Excerpt from a dataset:
----

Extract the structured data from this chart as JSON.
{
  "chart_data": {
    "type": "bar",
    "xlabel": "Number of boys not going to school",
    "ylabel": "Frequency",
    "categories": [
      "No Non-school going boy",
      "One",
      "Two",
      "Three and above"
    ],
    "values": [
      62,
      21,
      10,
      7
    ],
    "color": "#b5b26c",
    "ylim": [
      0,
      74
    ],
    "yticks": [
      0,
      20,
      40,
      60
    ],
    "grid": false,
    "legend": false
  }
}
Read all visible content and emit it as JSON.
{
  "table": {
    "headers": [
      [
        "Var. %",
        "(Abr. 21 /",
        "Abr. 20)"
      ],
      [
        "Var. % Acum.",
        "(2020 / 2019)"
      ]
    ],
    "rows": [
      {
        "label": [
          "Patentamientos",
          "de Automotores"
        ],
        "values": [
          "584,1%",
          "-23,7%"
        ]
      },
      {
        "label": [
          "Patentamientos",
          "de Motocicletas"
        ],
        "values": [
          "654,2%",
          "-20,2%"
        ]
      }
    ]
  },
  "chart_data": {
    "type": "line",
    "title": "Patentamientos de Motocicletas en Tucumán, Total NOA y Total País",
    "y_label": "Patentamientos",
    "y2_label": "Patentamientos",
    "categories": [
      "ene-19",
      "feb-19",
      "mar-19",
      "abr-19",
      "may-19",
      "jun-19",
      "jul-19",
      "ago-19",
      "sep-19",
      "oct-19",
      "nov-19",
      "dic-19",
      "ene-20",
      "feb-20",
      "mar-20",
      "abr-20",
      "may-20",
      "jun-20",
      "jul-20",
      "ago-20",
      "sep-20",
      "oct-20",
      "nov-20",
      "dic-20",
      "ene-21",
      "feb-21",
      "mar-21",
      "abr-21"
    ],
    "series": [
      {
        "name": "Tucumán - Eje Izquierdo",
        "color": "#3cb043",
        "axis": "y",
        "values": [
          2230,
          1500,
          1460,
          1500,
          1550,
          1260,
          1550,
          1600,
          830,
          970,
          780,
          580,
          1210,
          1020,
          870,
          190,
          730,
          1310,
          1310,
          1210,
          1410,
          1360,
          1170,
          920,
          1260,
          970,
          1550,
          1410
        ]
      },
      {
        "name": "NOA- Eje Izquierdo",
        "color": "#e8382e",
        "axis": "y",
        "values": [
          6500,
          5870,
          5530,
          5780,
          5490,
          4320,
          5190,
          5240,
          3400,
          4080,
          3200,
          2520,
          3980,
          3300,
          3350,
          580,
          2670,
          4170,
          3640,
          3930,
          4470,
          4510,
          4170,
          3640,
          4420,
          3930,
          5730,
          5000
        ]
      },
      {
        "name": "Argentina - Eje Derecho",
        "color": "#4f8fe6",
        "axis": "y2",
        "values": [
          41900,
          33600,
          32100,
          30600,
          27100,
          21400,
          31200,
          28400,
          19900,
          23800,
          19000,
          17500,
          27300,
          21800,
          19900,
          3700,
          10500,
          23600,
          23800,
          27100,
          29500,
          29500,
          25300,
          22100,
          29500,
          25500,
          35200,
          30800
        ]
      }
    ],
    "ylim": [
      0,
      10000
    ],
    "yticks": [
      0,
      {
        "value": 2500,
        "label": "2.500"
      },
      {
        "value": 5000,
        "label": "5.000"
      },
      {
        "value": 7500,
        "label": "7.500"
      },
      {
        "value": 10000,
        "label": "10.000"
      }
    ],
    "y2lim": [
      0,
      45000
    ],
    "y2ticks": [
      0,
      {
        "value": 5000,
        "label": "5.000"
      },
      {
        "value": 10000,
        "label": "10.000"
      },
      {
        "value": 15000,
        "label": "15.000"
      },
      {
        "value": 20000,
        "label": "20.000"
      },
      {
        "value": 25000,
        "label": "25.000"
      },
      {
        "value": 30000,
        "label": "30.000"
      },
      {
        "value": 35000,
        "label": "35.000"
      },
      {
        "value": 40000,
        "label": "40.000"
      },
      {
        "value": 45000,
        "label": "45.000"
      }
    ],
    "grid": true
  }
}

----

Copy out every line that includes the word "color".

    "color": "#b5b26c",
        "color": "#3cb043",
        "color": "#e8382e",
        "color": "#4f8fe6",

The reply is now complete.